Check each line for the string "localdomain", then give only how many lines have it.

[START OF Entries shown]

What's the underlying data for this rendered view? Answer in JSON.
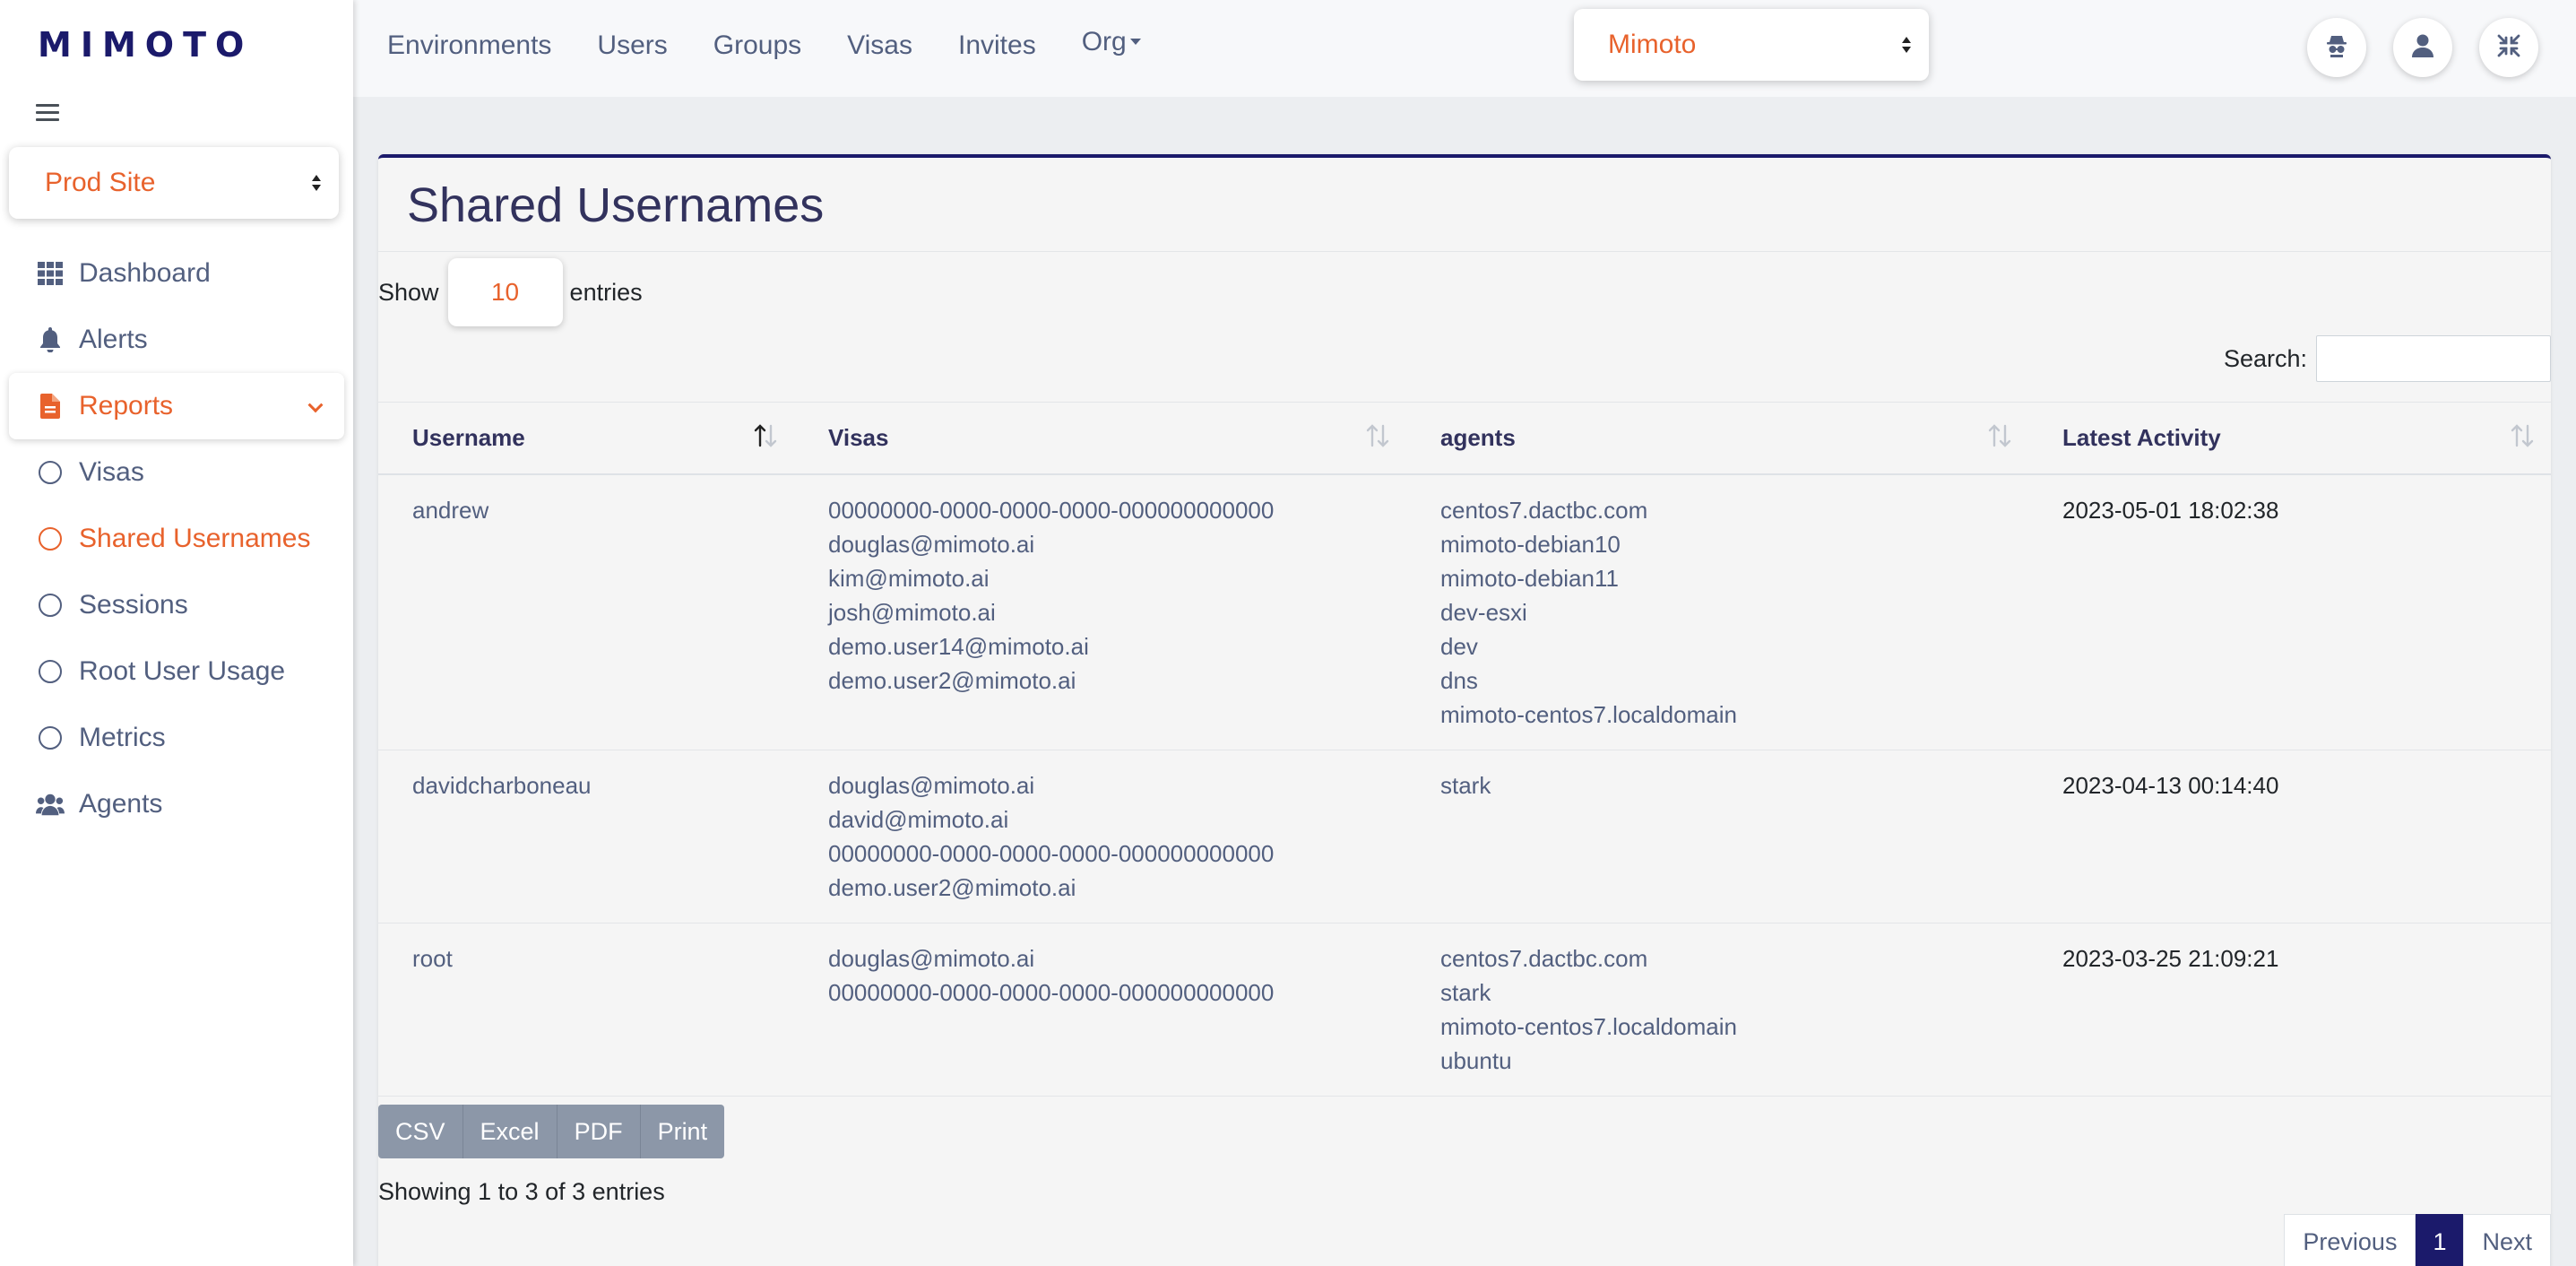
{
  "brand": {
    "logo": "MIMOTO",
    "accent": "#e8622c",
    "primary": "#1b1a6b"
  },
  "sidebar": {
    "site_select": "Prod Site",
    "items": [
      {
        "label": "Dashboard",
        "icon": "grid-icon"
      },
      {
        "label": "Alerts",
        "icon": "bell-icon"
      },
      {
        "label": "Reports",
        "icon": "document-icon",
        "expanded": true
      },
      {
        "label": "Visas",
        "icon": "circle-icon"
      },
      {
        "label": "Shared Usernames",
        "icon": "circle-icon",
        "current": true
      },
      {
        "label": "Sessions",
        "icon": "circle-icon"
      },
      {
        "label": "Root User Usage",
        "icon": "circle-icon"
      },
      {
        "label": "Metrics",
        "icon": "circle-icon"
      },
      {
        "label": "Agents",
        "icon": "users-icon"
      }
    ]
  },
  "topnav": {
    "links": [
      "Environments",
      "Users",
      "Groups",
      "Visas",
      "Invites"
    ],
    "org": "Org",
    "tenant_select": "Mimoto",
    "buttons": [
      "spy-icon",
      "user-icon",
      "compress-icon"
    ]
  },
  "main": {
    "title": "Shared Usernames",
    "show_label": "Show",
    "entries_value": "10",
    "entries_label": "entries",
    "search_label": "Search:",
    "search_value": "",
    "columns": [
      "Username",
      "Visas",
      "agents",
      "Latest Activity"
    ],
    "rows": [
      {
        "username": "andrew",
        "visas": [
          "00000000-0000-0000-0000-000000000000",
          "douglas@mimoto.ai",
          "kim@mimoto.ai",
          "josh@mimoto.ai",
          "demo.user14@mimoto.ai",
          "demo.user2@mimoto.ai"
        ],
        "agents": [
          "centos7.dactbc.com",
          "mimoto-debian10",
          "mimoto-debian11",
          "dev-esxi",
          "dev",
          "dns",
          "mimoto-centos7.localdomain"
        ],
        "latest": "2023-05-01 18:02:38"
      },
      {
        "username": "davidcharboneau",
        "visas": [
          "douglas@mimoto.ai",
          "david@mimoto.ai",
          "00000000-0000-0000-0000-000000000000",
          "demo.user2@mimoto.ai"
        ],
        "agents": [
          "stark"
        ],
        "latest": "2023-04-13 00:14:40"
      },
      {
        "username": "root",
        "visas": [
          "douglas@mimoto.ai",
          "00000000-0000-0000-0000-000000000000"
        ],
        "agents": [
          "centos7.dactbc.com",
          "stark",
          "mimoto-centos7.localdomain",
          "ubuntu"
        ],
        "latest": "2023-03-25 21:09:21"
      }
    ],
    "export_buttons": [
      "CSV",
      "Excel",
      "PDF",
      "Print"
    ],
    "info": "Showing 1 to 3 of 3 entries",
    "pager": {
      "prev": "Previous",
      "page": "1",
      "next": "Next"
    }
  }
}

[END OF Entries shown]
[START OF Entries shown]

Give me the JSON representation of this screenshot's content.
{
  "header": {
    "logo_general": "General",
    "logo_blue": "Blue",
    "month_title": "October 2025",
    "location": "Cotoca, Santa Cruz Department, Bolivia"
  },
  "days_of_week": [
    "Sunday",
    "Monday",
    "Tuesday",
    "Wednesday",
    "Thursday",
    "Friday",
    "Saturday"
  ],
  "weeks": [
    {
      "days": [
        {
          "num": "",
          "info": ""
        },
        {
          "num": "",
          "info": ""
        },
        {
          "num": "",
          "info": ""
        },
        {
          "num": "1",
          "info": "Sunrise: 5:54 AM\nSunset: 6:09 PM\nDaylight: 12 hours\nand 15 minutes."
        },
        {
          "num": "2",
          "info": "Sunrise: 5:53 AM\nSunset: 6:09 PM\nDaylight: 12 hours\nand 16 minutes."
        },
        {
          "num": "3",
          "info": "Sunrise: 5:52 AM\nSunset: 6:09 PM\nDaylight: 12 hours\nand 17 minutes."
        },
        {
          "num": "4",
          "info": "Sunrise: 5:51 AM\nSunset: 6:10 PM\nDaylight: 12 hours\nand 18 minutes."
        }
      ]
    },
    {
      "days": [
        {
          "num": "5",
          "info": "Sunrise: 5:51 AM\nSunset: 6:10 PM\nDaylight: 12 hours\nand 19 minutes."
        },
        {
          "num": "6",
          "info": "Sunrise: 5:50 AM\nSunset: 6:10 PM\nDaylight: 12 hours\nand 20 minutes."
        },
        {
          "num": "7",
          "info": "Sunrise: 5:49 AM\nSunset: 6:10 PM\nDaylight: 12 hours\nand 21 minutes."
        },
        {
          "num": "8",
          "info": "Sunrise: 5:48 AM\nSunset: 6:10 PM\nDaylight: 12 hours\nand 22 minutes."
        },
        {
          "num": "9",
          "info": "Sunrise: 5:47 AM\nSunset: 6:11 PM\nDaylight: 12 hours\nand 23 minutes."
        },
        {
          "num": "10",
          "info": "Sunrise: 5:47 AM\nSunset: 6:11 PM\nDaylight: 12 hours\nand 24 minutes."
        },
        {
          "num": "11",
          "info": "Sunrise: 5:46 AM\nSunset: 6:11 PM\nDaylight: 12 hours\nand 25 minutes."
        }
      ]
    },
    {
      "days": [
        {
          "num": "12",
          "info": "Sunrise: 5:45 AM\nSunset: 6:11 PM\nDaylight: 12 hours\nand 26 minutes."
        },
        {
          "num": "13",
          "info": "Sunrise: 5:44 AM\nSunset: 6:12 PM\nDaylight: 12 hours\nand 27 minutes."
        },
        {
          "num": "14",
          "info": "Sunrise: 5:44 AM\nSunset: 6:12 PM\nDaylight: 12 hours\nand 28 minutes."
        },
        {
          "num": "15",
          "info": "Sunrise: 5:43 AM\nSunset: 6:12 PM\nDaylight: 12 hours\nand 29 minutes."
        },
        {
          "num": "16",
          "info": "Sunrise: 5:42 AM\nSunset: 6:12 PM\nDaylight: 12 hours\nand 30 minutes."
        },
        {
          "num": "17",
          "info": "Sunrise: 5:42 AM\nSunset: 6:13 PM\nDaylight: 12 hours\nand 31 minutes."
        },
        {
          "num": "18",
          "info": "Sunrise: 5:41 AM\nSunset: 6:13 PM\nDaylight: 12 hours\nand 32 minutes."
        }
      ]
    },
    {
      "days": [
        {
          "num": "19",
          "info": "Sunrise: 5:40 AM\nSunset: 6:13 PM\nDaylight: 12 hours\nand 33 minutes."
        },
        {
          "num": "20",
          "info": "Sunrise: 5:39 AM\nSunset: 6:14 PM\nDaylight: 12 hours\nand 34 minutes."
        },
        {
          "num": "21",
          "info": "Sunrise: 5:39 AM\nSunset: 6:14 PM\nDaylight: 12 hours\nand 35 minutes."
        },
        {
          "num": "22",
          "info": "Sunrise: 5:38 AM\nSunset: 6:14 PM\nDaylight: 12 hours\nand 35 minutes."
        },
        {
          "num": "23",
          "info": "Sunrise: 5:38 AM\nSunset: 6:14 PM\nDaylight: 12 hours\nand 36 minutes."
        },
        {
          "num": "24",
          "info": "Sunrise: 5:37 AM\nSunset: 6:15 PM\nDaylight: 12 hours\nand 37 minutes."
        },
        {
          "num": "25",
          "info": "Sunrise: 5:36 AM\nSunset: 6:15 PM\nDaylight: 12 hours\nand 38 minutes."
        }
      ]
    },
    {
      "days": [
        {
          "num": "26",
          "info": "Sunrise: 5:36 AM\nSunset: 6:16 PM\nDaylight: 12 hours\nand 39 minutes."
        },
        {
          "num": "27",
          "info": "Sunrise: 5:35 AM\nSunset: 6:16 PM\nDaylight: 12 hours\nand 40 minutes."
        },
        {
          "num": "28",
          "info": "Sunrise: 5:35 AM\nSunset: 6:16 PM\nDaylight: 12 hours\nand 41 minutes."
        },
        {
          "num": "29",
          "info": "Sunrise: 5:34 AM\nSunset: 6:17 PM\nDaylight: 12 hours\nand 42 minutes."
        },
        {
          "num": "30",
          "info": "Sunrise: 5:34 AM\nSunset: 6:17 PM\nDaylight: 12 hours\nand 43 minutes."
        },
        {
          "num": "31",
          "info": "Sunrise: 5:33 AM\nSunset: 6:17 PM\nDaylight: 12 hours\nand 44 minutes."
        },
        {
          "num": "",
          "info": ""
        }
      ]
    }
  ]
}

[END OF Entries shown]

*Answer to this task*: 2